**** INFORMATION GIVEN ****
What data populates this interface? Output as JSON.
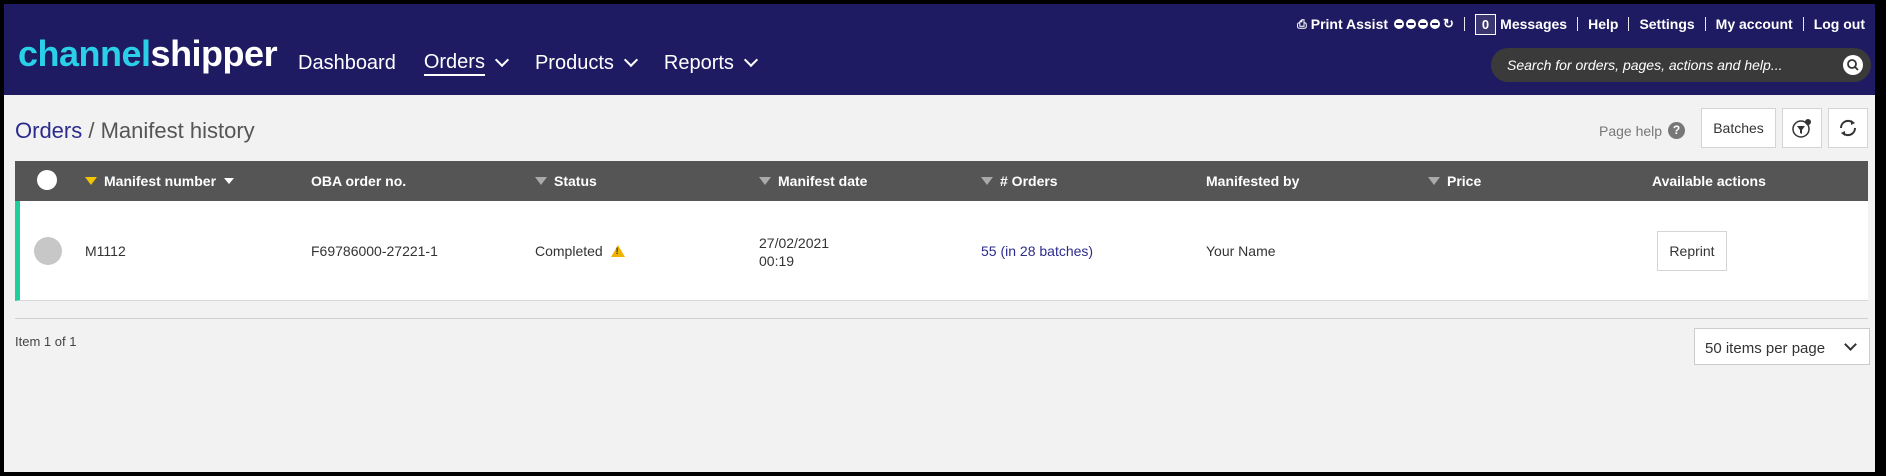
{
  "header": {
    "logo_part1": "channel",
    "logo_part2": "shipper",
    "nav": [
      {
        "label": "Dashboard"
      },
      {
        "label": "Orders"
      },
      {
        "label": "Products"
      },
      {
        "label": "Reports"
      }
    ],
    "util": {
      "print_assist": "Print Assist",
      "messages_count": "0",
      "messages": "Messages",
      "help": "Help",
      "settings": "Settings",
      "my_account": "My account",
      "log_out": "Log out"
    },
    "search_placeholder": "Search for orders, pages, actions and help..."
  },
  "breadcrumb": {
    "root": "Orders",
    "separator": " / ",
    "current": "Manifest history"
  },
  "toolbar": {
    "page_help": "Page help",
    "batches": "Batches"
  },
  "table": {
    "columns": [
      "Manifest number",
      "OBA order no.",
      "Status",
      "Manifest date",
      "# Orders",
      "Manifested by",
      "Price",
      "Available actions"
    ],
    "rows": [
      {
        "manifest_number": "M1112",
        "oba_order_no": "F69786000-27221-1",
        "status": "Completed",
        "manifest_date": "27/02/2021",
        "manifest_time": "00:19",
        "orders_count": "55 (in ",
        "orders_batches": "28 batches",
        "orders_close": ")",
        "manifested_by": "Your Name",
        "price": "",
        "action": "Reprint"
      }
    ]
  },
  "pager": {
    "summary": "Item 1 of 1",
    "per_page": "50 items per page"
  },
  "colors": {
    "header_bg": "#1f1b62",
    "logo_accent": "#2ad0e8",
    "table_header_bg": "#555555",
    "row_accent": "#1fcf9b",
    "link": "#2c2c8c",
    "warning": "#f0b400",
    "filter_active": "#f5c400"
  }
}
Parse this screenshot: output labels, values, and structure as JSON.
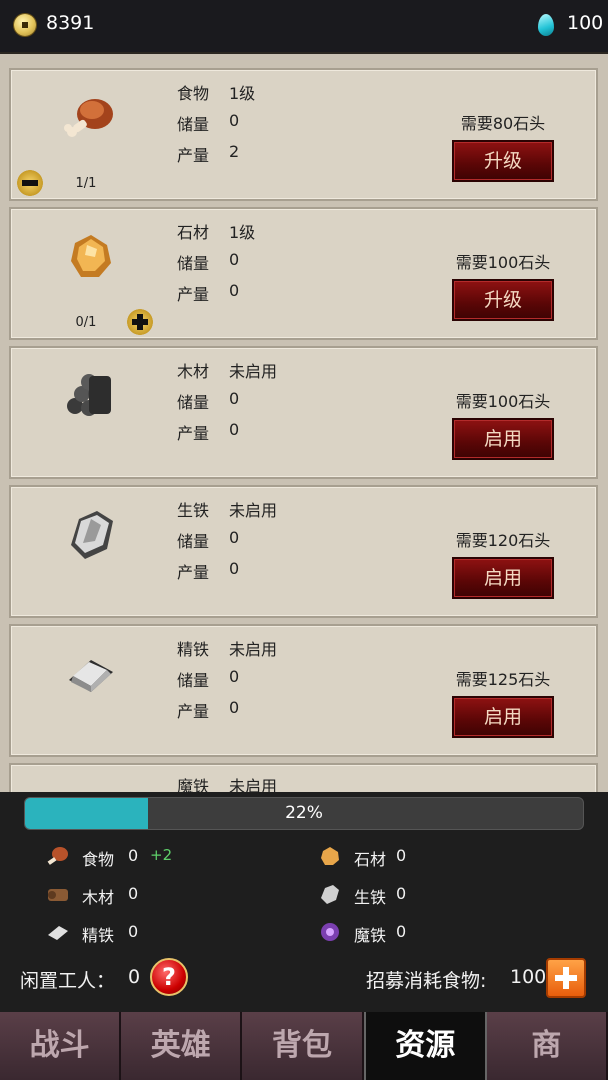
{
  "topbar": {
    "coins": "8391",
    "gems": "100"
  },
  "cards": [
    {
      "name": "食物",
      "level": "1级",
      "stock_label": "储量",
      "stock": "0",
      "prod_label": "产量",
      "prod": "2",
      "need": "需要80石头",
      "button": "升级",
      "workers": "1/1",
      "icon": "meat-icon"
    },
    {
      "name": "石材",
      "level": "1级",
      "stock_label": "储量",
      "stock": "0",
      "prod_label": "产量",
      "prod": "0",
      "need": "需要100石头",
      "button": "升级",
      "workers": "0/1",
      "icon": "stone-icon"
    },
    {
      "name": "木材",
      "level": "未启用",
      "stock_label": "储量",
      "stock": "0",
      "prod_label": "产量",
      "prod": "0",
      "need": "需要100石头",
      "button": "启用",
      "icon": "wood-icon"
    },
    {
      "name": "生铁",
      "level": "未启用",
      "stock_label": "储量",
      "stock": "0",
      "prod_label": "产量",
      "prod": "0",
      "need": "需要120石头",
      "button": "启用",
      "icon": "iron-ore-icon"
    },
    {
      "name": "精铁",
      "level": "未启用",
      "stock_label": "储量",
      "stock": "0",
      "prod_label": "产量",
      "prod": "0",
      "need": "需要125石头",
      "button": "启用",
      "icon": "iron-ingot-icon"
    },
    {
      "name": "魔铁",
      "level": "未启用",
      "icon": "magic-iron-icon"
    }
  ],
  "progress": {
    "text": "22%",
    "value": 0.22
  },
  "summary": {
    "food": {
      "label": "食物",
      "value": "0",
      "delta": "+2"
    },
    "stone": {
      "label": "石材",
      "value": "0"
    },
    "wood": {
      "label": "木材",
      "value": "0"
    },
    "iron": {
      "label": "生铁",
      "value": "0"
    },
    "fine_iron": {
      "label": "精铁",
      "value": "0"
    },
    "magic_iron": {
      "label": "魔铁",
      "value": "0"
    },
    "idle_label": "闲置工人：",
    "idle_value": "0",
    "recruit_label": "招募消耗食物:",
    "recruit_value": "100"
  },
  "tabs": [
    "战斗",
    "英雄",
    "背包",
    "资源",
    "商"
  ]
}
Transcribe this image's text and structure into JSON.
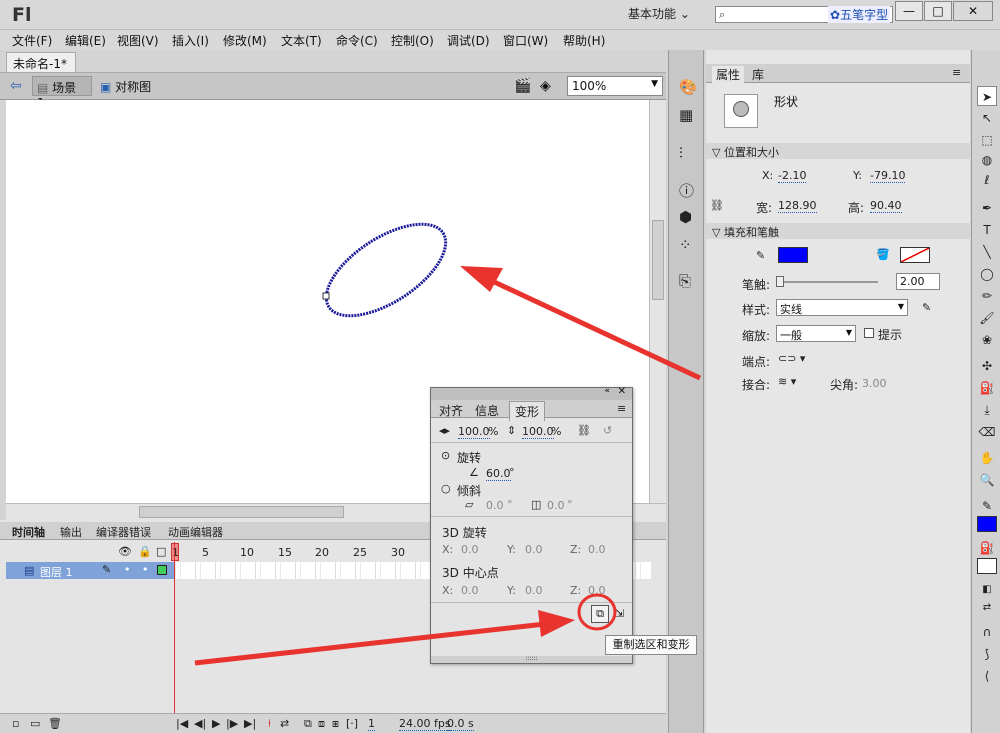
{
  "app": {
    "logo": "Fl",
    "workspace": "基本功能 ⌄",
    "search_brand": "五笔字型"
  },
  "menu": [
    "文件(F)",
    "编辑(E)",
    "视图(V)",
    "插入(I)",
    "修改(M)",
    "文本(T)",
    "命令(C)",
    "控制(O)",
    "调试(D)",
    "窗口(W)",
    "帮助(H)"
  ],
  "document": {
    "tab": "未命名-1*",
    "close": "×",
    "scene": "场景 1",
    "symbol": "对称图",
    "zoom": "100%"
  },
  "timeline": {
    "tabs": [
      "时间轴",
      "输出",
      "编译器错误",
      "动画编辑器"
    ],
    "frame_numbers": [
      "1",
      "5",
      "10",
      "15",
      "20",
      "25",
      "30"
    ],
    "layer_name": "图层 1",
    "current_frame": "1",
    "fps": "24.00 fps",
    "time": "0.0 s"
  },
  "properties": {
    "tabs": [
      "属性",
      "库"
    ],
    "type": "形状",
    "sections": {
      "position": "位置和大小",
      "fill": "填充和笔触"
    },
    "x_label": "X:",
    "x": "-2.10",
    "y_label": "Y:",
    "y": "-79.10",
    "w_label": "宽:",
    "w": "128.90",
    "h_label": "高:",
    "h": "90.40",
    "stroke_label": "笔触:",
    "stroke_value": "2.00",
    "style_label": "样式:",
    "style_value": "实线",
    "scale_label": "缩放:",
    "scale_value": "一般",
    "hint_label": "提示",
    "cap_label": "端点:",
    "join_label": "接合:",
    "miter_label": "尖角:",
    "miter_value": "3.00",
    "stroke_color": "#0000ff"
  },
  "transform_panel": {
    "tabs": [
      "对齐",
      "信息",
      "变形"
    ],
    "scale_w": "100.0",
    "scale_h": "100.0",
    "pct": "%",
    "rotate_label": "旋转",
    "rotate_value": "60.0",
    "deg": "°",
    "skew_label": "倾斜",
    "skew_h": "0.0",
    "skew_v": "0.0",
    "rot3d_label": "3D 旋转",
    "rot3d_x": "0.0",
    "rot3d_y": "0.0",
    "rot3d_z": "0.0",
    "center3d_label": "3D 中心点",
    "center3d_x": "0.0",
    "center3d_y": "0.0",
    "center3d_z": "0.0",
    "x_label": "X:",
    "y_label": "Y:",
    "z_label": "Z:"
  },
  "tooltip": "重制选区和变形",
  "colors": {
    "ellipse": "#1a1a9a",
    "arrow": "#e8332e",
    "fill_swatch": "#0000ff"
  }
}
****
WORK TO COMPLETE:
Keep the pictures out of your copy, and repeat every entry above exactly.

CORRECT ANSWER:
What data populates this interface? Output as JSON.
{
  "header": {
    "logo_part1": "channel",
    "logo_part2": "shipper",
    "nav": [
      {
        "label": "Dashboard"
      },
      {
        "label": "Orders"
      },
      {
        "label": "Products"
      },
      {
        "label": "Reports"
      }
    ],
    "util": {
      "print_assist": "Print Assist",
      "messages_count": "0",
      "messages": "Messages",
      "help": "Help",
      "settings": "Settings",
      "my_account": "My account",
      "log_out": "Log out"
    },
    "search_placeholder": "Search for orders, pages, actions and help..."
  },
  "breadcrumb": {
    "root": "Orders",
    "separator": " / ",
    "current": "Manifest history"
  },
  "toolbar": {
    "page_help": "Page help",
    "batches": "Batches"
  },
  "table": {
    "columns": [
      "Manifest number",
      "OBA order no.",
      "Status",
      "Manifest date",
      "# Orders",
      "Manifested by",
      "Price",
      "Available actions"
    ],
    "rows": [
      {
        "manifest_number": "M1112",
        "oba_order_no": "F69786000-27221-1",
        "status": "Completed",
        "manifest_date": "27/02/2021",
        "manifest_time": "00:19",
        "orders_count": "55 (in ",
        "orders_batches": "28 batches",
        "orders_close": ")",
        "manifested_by": "Your Name",
        "price": "",
        "action": "Reprint"
      }
    ]
  },
  "pager": {
    "summary": "Item 1 of 1",
    "per_page": "50 items per page"
  },
  "colors": {
    "header_bg": "#1f1b62",
    "logo_accent": "#2ad0e8",
    "table_header_bg": "#555555",
    "row_accent": "#1fcf9b",
    "link": "#2c2c8c",
    "warning": "#f0b400",
    "filter_active": "#f5c400"
  }
}
Parse this screenshot: output labels, values, and structure as JSON.
{
  "topbar": {
    "coins": "8391",
    "gems": "100"
  },
  "cards": [
    {
      "name": "食物",
      "level": "1级",
      "stock_label": "储量",
      "stock": "0",
      "prod_label": "产量",
      "prod": "2",
      "need": "需要80石头",
      "button": "升级",
      "workers": "1/1",
      "icon": "meat-icon"
    },
    {
      "name": "石材",
      "level": "1级",
      "stock_label": "储量",
      "stock": "0",
      "prod_label": "产量",
      "prod": "0",
      "need": "需要100石头",
      "button": "升级",
      "workers": "0/1",
      "icon": "stone-icon"
    },
    {
      "name": "木材",
      "level": "未启用",
      "stock_label": "储量",
      "stock": "0",
      "prod_label": "产量",
      "prod": "0",
      "need": "需要100石头",
      "button": "启用",
      "icon": "wood-icon"
    },
    {
      "name": "生铁",
      "level": "未启用",
      "stock_label": "储量",
      "stock": "0",
      "prod_label": "产量",
      "prod": "0",
      "need": "需要120石头",
      "button": "启用",
      "icon": "iron-ore-icon"
    },
    {
      "name": "精铁",
      "level": "未启用",
      "stock_label": "储量",
      "stock": "0",
      "prod_label": "产量",
      "prod": "0",
      "need": "需要125石头",
      "button": "启用",
      "icon": "iron-ingot-icon"
    },
    {
      "name": "魔铁",
      "level": "未启用",
      "icon": "magic-iron-icon"
    }
  ],
  "progress": {
    "text": "22%",
    "value": 0.22
  },
  "summary": {
    "food": {
      "label": "食物",
      "value": "0",
      "delta": "+2"
    },
    "stone": {
      "label": "石材",
      "value": "0"
    },
    "wood": {
      "label": "木材",
      "value": "0"
    },
    "iron": {
      "label": "生铁",
      "value": "0"
    },
    "fine_iron": {
      "label": "精铁",
      "value": "0"
    },
    "magic_iron": {
      "label": "魔铁",
      "value": "0"
    },
    "idle_label": "闲置工人：",
    "idle_value": "0",
    "recruit_label": "招募消耗食物:",
    "recruit_value": "100"
  },
  "tabs": [
    "战斗",
    "英雄",
    "背包",
    "资源",
    "商"
  ]
}
Transcribe this image's text and structure into JSON.
{
  "app": {
    "logo": "Fl",
    "workspace": "基本功能 ⌄",
    "search_brand": "五笔字型"
  },
  "menu": [
    "文件(F)",
    "编辑(E)",
    "视图(V)",
    "插入(I)",
    "修改(M)",
    "文本(T)",
    "命令(C)",
    "控制(O)",
    "调试(D)",
    "窗口(W)",
    "帮助(H)"
  ],
  "document": {
    "tab": "未命名-1*",
    "close": "×",
    "scene": "场景 1",
    "symbol": "对称图",
    "zoom": "100%"
  },
  "timeline": {
    "tabs": [
      "时间轴",
      "输出",
      "编译器错误",
      "动画编辑器"
    ],
    "frame_numbers": [
      "1",
      "5",
      "10",
      "15",
      "20",
      "25",
      "30"
    ],
    "layer_name": "图层 1",
    "current_frame": "1",
    "fps": "24.00 fps",
    "time": "0.0 s"
  },
  "properties": {
    "tabs": [
      "属性",
      "库"
    ],
    "type": "形状",
    "sections": {
      "position": "位置和大小",
      "fill": "填充和笔触"
    },
    "x_label": "X:",
    "x": "-2.10",
    "y_label": "Y:",
    "y": "-79.10",
    "w_label": "宽:",
    "w": "128.90",
    "h_label": "高:",
    "h": "90.40",
    "stroke_label": "笔触:",
    "stroke_value": "2.00",
    "style_label": "样式:",
    "style_value": "实线",
    "scale_label": "缩放:",
    "scale_value": "一般",
    "hint_label": "提示",
    "cap_label": "端点:",
    "join_label": "接合:",
    "miter_label": "尖角:",
    "miter_value": "3.00",
    "stroke_color": "#0000ff"
  },
  "transform_panel": {
    "tabs": [
      "对齐",
      "信息",
      "变形"
    ],
    "scale_w": "100.0",
    "scale_h": "100.0",
    "pct": "%",
    "rotate_label": "旋转",
    "rotate_value": "60.0",
    "deg": "°",
    "skew_label": "倾斜",
    "skew_h": "0.0",
    "skew_v": "0.0",
    "rot3d_label": "3D 旋转",
    "rot3d_x": "0.0",
    "rot3d_y": "0.0",
    "rot3d_z": "0.0",
    "center3d_label": "3D 中心点",
    "center3d_x": "0.0",
    "center3d_y": "0.0",
    "center3d_z": "0.0",
    "x_label": "X:",
    "y_label": "Y:",
    "z_label": "Z:"
  },
  "tooltip": "重制选区和变形",
  "colors": {
    "ellipse": "#1a1a9a",
    "arrow": "#e8332e",
    "fill_swatch": "#0000ff"
  }
}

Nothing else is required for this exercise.